● Exercise objective: Set down the full listing exactly as given. Any pictures are to be left out.

● Extracted records:
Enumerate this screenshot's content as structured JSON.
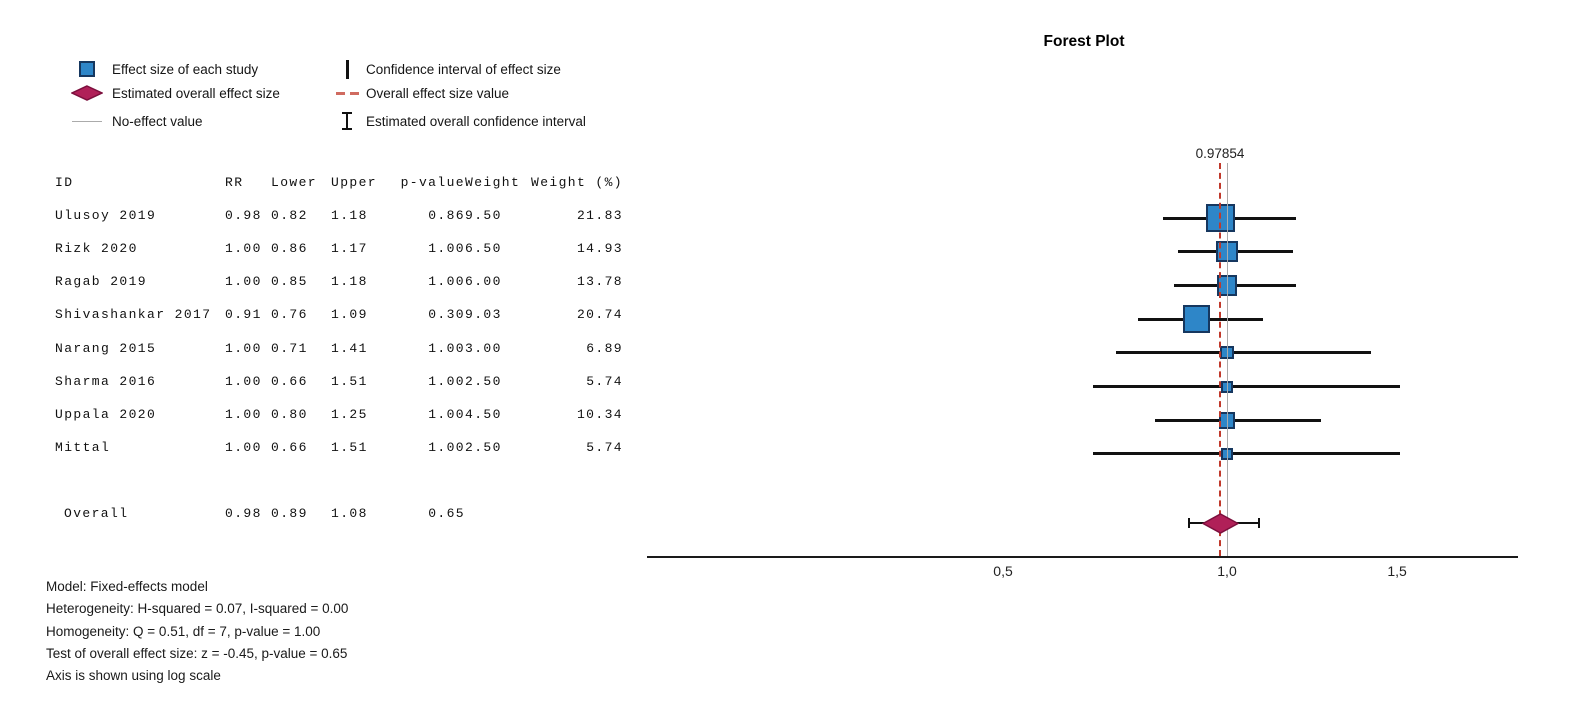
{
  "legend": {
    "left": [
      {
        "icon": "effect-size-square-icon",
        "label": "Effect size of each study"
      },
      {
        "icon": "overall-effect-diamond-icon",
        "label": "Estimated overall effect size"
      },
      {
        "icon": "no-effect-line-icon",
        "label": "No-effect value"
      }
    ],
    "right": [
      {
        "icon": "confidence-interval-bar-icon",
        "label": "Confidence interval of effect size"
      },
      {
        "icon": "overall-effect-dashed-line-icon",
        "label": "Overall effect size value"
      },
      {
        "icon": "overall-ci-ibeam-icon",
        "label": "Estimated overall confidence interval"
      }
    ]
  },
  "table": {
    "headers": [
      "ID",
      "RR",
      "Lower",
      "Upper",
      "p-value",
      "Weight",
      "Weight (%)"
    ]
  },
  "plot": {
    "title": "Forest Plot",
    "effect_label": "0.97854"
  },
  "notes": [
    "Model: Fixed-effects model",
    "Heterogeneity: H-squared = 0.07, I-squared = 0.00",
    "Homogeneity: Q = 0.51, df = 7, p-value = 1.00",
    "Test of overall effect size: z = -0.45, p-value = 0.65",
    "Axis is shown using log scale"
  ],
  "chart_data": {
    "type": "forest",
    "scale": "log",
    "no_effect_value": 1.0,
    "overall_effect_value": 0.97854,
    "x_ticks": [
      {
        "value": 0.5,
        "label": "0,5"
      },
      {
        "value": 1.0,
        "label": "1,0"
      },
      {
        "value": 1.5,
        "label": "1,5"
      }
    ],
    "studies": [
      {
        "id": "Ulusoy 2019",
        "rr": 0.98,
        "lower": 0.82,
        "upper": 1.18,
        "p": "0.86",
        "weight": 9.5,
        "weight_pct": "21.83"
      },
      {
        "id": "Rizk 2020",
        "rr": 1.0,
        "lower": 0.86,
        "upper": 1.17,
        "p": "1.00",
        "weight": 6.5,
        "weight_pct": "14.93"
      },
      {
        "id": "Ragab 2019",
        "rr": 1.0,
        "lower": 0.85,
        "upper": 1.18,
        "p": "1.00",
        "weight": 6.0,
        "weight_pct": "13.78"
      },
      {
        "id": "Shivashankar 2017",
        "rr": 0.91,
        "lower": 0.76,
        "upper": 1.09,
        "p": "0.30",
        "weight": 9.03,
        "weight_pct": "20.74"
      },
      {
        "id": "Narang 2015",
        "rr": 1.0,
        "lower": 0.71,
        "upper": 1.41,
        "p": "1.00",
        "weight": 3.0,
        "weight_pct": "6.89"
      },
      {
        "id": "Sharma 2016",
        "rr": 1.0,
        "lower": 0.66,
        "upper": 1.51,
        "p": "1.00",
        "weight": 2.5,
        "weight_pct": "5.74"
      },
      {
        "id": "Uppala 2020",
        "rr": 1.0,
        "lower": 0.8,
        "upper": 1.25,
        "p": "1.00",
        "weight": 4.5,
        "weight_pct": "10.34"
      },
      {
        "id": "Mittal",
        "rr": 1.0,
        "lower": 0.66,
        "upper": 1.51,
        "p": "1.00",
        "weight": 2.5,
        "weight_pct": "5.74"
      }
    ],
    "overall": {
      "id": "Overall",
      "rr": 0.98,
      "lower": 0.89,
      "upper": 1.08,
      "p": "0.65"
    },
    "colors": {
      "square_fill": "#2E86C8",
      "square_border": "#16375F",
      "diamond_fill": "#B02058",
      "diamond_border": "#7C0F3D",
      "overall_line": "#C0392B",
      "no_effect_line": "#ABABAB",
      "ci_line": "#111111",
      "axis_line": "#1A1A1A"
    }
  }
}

● The result:
Enumerate this screenshot's content as structured JSON.
{
  "legend": {
    "left": [
      {
        "icon": "effect-size-square-icon",
        "label": "Effect size of each study"
      },
      {
        "icon": "overall-effect-diamond-icon",
        "label": "Estimated overall effect size"
      },
      {
        "icon": "no-effect-line-icon",
        "label": "No-effect value"
      }
    ],
    "right": [
      {
        "icon": "confidence-interval-bar-icon",
        "label": "Confidence interval of effect size"
      },
      {
        "icon": "overall-effect-dashed-line-icon",
        "label": "Overall effect size value"
      },
      {
        "icon": "overall-ci-ibeam-icon",
        "label": "Estimated overall confidence interval"
      }
    ]
  },
  "table": {
    "headers": [
      "ID",
      "RR",
      "Lower",
      "Upper",
      "p-value",
      "Weight",
      "Weight (%)"
    ]
  },
  "plot": {
    "title": "Forest Plot",
    "effect_label": "0.97854"
  },
  "notes": [
    "Model: Fixed-effects model",
    "Heterogeneity: H-squared = 0.07, I-squared = 0.00",
    "Homogeneity: Q = 0.51, df = 7, p-value = 1.00",
    "Test of overall effect size: z = -0.45, p-value = 0.65",
    "Axis is shown using log scale"
  ],
  "chart_data": {
    "type": "forest",
    "scale": "log",
    "no_effect_value": 1.0,
    "overall_effect_value": 0.97854,
    "x_ticks": [
      {
        "value": 0.5,
        "label": "0,5"
      },
      {
        "value": 1.0,
        "label": "1,0"
      },
      {
        "value": 1.5,
        "label": "1,5"
      }
    ],
    "studies": [
      {
        "id": "Ulusoy 2019",
        "rr": 0.98,
        "lower": 0.82,
        "upper": 1.18,
        "p": "0.86",
        "weight": 9.5,
        "weight_pct": "21.83"
      },
      {
        "id": "Rizk 2020",
        "rr": 1.0,
        "lower": 0.86,
        "upper": 1.17,
        "p": "1.00",
        "weight": 6.5,
        "weight_pct": "14.93"
      },
      {
        "id": "Ragab 2019",
        "rr": 1.0,
        "lower": 0.85,
        "upper": 1.18,
        "p": "1.00",
        "weight": 6.0,
        "weight_pct": "13.78"
      },
      {
        "id": "Shivashankar 2017",
        "rr": 0.91,
        "lower": 0.76,
        "upper": 1.09,
        "p": "0.30",
        "weight": 9.03,
        "weight_pct": "20.74"
      },
      {
        "id": "Narang 2015",
        "rr": 1.0,
        "lower": 0.71,
        "upper": 1.41,
        "p": "1.00",
        "weight": 3.0,
        "weight_pct": "6.89"
      },
      {
        "id": "Sharma 2016",
        "rr": 1.0,
        "lower": 0.66,
        "upper": 1.51,
        "p": "1.00",
        "weight": 2.5,
        "weight_pct": "5.74"
      },
      {
        "id": "Uppala 2020",
        "rr": 1.0,
        "lower": 0.8,
        "upper": 1.25,
        "p": "1.00",
        "weight": 4.5,
        "weight_pct": "10.34"
      },
      {
        "id": "Mittal",
        "rr": 1.0,
        "lower": 0.66,
        "upper": 1.51,
        "p": "1.00",
        "weight": 2.5,
        "weight_pct": "5.74"
      }
    ],
    "overall": {
      "id": "Overall",
      "rr": 0.98,
      "lower": 0.89,
      "upper": 1.08,
      "p": "0.65"
    },
    "colors": {
      "square_fill": "#2E86C8",
      "square_border": "#16375F",
      "diamond_fill": "#B02058",
      "diamond_border": "#7C0F3D",
      "overall_line": "#C0392B",
      "no_effect_line": "#ABABAB",
      "ci_line": "#111111",
      "axis_line": "#1A1A1A"
    }
  }
}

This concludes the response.